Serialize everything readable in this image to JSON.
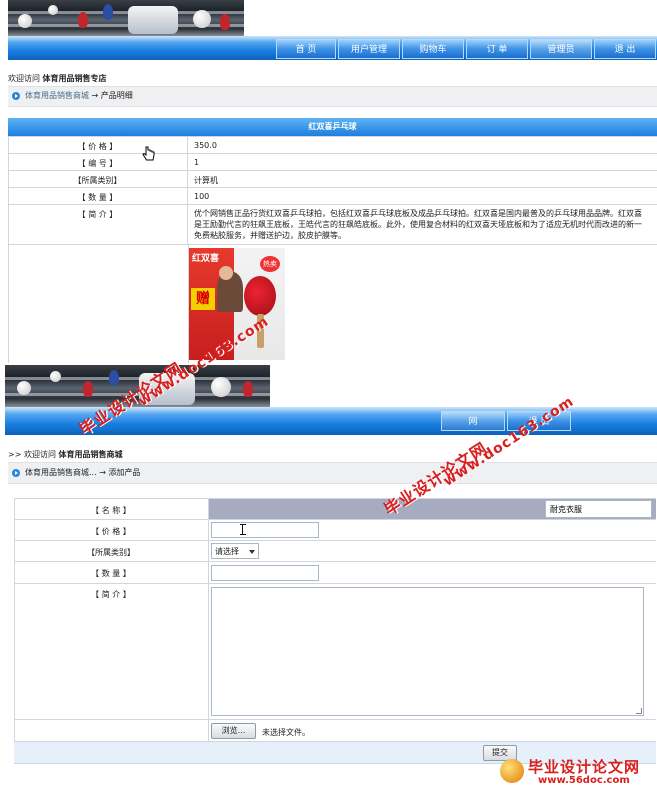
{
  "top": {
    "nav": [
      "首 页",
      "用户管理",
      "购物车",
      "订 单",
      "管理员",
      "退 出"
    ],
    "welcome_prefix": "欢迎访问",
    "welcome_site": "体育用品销售专店",
    "crumb_link": "体育用品销售商城",
    "crumb_arrow": "→",
    "crumb_page": "产品明细",
    "product_title": "红双喜乒乓球",
    "rows": [
      {
        "label": "【 价 格 】",
        "value": "350.0"
      },
      {
        "label": "【 编 号 】",
        "value": "1"
      },
      {
        "label": "【所属类别】",
        "value": "计算机"
      },
      {
        "label": "【 数 量 】",
        "value": "100"
      }
    ],
    "intro_label": "【 简 介 】",
    "intro_lines": [
      "优个网销售正品行货红双喜乒乓球拍，包括红双喜乒乓球底板及成品乒乓球拍。红双喜是国内最普及的乒乓球用品品牌。红双喜",
      "是王励勤代言的狂飙王底板，王皓代言的狂飙皓底板。此外，使用复合材料的红双喜天垭底板和为了适应无机时代而改进的新一",
      "免费粘胶服务，并赠送护边，胶皮护膜等。"
    ],
    "image_text": {
      "brand": "红双喜",
      "badge": "热卖",
      "gift": "赠"
    }
  },
  "bottom": {
    "nav": [
      "网",
      "退 出"
    ],
    "welcome_prefix": ">> 欢迎访问",
    "welcome_site": "体育用品销售商城",
    "crumb_link": "体育用品销售商城...",
    "crumb_arrow": "→",
    "crumb_page": "添加产品",
    "fields": {
      "name_label": "【 名 称 】",
      "name_value": "耐克衣服",
      "price_label": "【 价 格 】",
      "price_value": "",
      "category_label": "【所属类别】",
      "category_selected": "请选择",
      "quantity_label": "【 数 量 】",
      "quantity_value": "",
      "intro_label": "【 简 介 】",
      "intro_value": "",
      "browse_label": "浏览...",
      "file_status": "未选择文件。",
      "submit_label": "提交"
    }
  },
  "watermarks": {
    "cn": "毕业设计论文网",
    "url": "www.doc163.com",
    "corner_cn": "毕业设计论文网",
    "corner_url": "www.56doc.com"
  },
  "colors": {
    "nav_blue": "#1a7fe2",
    "header_blue": "#2d8ae4",
    "watermark_red": "#d92020"
  }
}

------------------------------------------------------------

- Set problem -
Each line of the data is to be duplicated exactly; pictures stay out of the copy.

- Task solution -
Serialize everything readable in this image to JSON.
{
  "top": {
    "nav": [
      "首 页",
      "用户管理",
      "购物车",
      "订 单",
      "管理员",
      "退 出"
    ],
    "welcome_prefix": "欢迎访问",
    "welcome_site": "体育用品销售专店",
    "crumb_link": "体育用品销售商城",
    "crumb_arrow": "→",
    "crumb_page": "产品明细",
    "product_title": "红双喜乒乓球",
    "rows": [
      {
        "label": "【 价 格 】",
        "value": "350.0"
      },
      {
        "label": "【 编 号 】",
        "value": "1"
      },
      {
        "label": "【所属类别】",
        "value": "计算机"
      },
      {
        "label": "【 数 量 】",
        "value": "100"
      }
    ],
    "intro_label": "【 简 介 】",
    "intro_lines": [
      "优个网销售正品行货红双喜乒乓球拍，包括红双喜乒乓球底板及成品乒乓球拍。红双喜是国内最普及的乒乓球用品品牌。红双喜",
      "是王励勤代言的狂飙王底板，王皓代言的狂飙皓底板。此外，使用复合材料的红双喜天垭底板和为了适应无机时代而改进的新一",
      "免费粘胶服务，并赠送护边，胶皮护膜等。"
    ],
    "image_text": {
      "brand": "红双喜",
      "badge": "热卖",
      "gift": "赠"
    }
  },
  "bottom": {
    "nav": [
      "网",
      "退 出"
    ],
    "welcome_prefix": ">> 欢迎访问",
    "welcome_site": "体育用品销售商城",
    "crumb_link": "体育用品销售商城...",
    "crumb_arrow": "→",
    "crumb_page": "添加产品",
    "fields": {
      "name_label": "【 名 称 】",
      "name_value": "耐克衣服",
      "price_label": "【 价 格 】",
      "price_value": "",
      "category_label": "【所属类别】",
      "category_selected": "请选择",
      "quantity_label": "【 数 量 】",
      "quantity_value": "",
      "intro_label": "【 简 介 】",
      "intro_value": "",
      "browse_label": "浏览...",
      "file_status": "未选择文件。",
      "submit_label": "提交"
    }
  },
  "watermarks": {
    "cn": "毕业设计论文网",
    "url": "www.doc163.com",
    "corner_cn": "毕业设计论文网",
    "corner_url": "www.56doc.com"
  },
  "colors": {
    "nav_blue": "#1a7fe2",
    "header_blue": "#2d8ae4",
    "watermark_red": "#d92020"
  }
}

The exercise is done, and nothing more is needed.